[begin Entries shown]

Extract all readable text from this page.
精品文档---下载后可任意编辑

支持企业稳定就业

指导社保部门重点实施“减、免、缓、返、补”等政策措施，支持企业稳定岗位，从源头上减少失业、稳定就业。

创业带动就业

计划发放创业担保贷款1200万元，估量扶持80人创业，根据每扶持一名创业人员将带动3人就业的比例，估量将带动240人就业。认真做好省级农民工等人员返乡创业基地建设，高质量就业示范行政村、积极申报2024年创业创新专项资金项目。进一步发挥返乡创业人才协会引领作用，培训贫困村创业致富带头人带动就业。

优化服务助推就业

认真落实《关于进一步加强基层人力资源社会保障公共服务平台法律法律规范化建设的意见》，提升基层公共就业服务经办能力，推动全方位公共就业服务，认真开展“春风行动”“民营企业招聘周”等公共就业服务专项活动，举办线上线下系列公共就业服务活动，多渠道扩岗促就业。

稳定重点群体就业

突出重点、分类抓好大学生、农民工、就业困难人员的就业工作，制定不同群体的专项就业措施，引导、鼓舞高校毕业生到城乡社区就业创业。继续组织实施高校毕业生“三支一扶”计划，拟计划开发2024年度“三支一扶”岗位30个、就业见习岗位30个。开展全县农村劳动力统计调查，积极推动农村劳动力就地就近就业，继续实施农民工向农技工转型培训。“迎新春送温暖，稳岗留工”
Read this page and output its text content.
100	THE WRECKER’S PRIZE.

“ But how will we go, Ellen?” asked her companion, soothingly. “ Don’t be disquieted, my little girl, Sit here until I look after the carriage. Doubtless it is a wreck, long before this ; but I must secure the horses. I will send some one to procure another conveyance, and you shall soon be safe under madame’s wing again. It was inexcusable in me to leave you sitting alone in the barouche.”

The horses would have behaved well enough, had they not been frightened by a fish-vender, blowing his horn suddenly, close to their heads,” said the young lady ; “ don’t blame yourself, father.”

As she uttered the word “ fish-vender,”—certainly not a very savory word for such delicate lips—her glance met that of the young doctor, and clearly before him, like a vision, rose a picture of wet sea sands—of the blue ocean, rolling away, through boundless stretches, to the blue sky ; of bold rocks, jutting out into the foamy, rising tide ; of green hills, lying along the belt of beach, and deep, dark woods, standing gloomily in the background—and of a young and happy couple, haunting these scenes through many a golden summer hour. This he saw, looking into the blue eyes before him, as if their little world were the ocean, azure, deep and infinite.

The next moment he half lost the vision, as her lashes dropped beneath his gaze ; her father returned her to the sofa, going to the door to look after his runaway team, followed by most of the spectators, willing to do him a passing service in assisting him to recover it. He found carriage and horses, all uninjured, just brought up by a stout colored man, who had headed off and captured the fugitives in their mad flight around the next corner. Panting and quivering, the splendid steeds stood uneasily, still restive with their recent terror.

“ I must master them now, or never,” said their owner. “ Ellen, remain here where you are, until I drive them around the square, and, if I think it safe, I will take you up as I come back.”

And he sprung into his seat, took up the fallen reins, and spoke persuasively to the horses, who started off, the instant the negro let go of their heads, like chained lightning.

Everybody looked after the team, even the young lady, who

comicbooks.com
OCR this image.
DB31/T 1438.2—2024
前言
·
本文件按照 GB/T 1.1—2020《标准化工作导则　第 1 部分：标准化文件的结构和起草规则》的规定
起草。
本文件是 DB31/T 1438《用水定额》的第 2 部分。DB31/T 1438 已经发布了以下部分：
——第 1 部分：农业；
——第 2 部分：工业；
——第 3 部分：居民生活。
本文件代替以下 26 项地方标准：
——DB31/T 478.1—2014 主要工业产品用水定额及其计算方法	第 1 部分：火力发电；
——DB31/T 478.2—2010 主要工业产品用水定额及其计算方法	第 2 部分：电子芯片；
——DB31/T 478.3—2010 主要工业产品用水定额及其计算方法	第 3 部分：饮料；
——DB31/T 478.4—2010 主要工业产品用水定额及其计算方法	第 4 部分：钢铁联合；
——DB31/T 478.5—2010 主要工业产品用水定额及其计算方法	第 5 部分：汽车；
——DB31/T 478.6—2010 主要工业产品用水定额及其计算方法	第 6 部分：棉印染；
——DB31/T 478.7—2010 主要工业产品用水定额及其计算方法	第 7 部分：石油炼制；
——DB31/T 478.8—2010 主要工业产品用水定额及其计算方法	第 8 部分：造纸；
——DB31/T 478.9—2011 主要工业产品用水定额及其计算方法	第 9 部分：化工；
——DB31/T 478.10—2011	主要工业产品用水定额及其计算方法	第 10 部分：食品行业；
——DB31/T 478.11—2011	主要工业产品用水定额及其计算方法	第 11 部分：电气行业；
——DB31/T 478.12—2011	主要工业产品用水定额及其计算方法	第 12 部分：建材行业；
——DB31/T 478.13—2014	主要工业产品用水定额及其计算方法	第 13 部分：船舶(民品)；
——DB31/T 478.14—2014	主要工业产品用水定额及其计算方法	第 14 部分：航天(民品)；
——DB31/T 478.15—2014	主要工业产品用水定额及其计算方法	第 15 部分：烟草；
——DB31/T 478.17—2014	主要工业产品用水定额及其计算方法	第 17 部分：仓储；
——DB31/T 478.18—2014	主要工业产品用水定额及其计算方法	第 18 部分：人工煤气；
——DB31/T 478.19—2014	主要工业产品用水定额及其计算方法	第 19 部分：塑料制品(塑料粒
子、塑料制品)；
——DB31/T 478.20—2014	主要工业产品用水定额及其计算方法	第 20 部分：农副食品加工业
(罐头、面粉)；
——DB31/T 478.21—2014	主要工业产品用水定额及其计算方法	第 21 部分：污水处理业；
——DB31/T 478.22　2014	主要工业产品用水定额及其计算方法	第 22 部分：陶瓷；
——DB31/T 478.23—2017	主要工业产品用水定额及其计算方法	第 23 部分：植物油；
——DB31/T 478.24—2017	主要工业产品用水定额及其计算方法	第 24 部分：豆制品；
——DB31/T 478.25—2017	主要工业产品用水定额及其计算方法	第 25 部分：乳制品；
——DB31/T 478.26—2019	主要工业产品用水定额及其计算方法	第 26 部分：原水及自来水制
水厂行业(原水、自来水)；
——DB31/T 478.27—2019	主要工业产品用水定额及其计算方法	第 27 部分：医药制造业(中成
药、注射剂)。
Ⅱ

[end Entries shown]

Identify lines with the string "Ellen". Copy each one.

§ **Solution to this exercise**:
“ But how will we go, Ellen?” asked her companion, soothingly. “ Don’t be disquieted, my little girl, Sit here until I look after the carriage. Doubtless it is a wreck, long before this ; but I must secure the horses. I will send some one to procure another conveyance, and you shall soon be safe under madame’s wing again. It was inexcusable in me to leave you sitting alone in the barouche.”
“ I must master them now, or never,” said their owner. “ Ellen, remain here where you are, until I drive them around the square, and, if I think it safe, I will take you up as I come back.”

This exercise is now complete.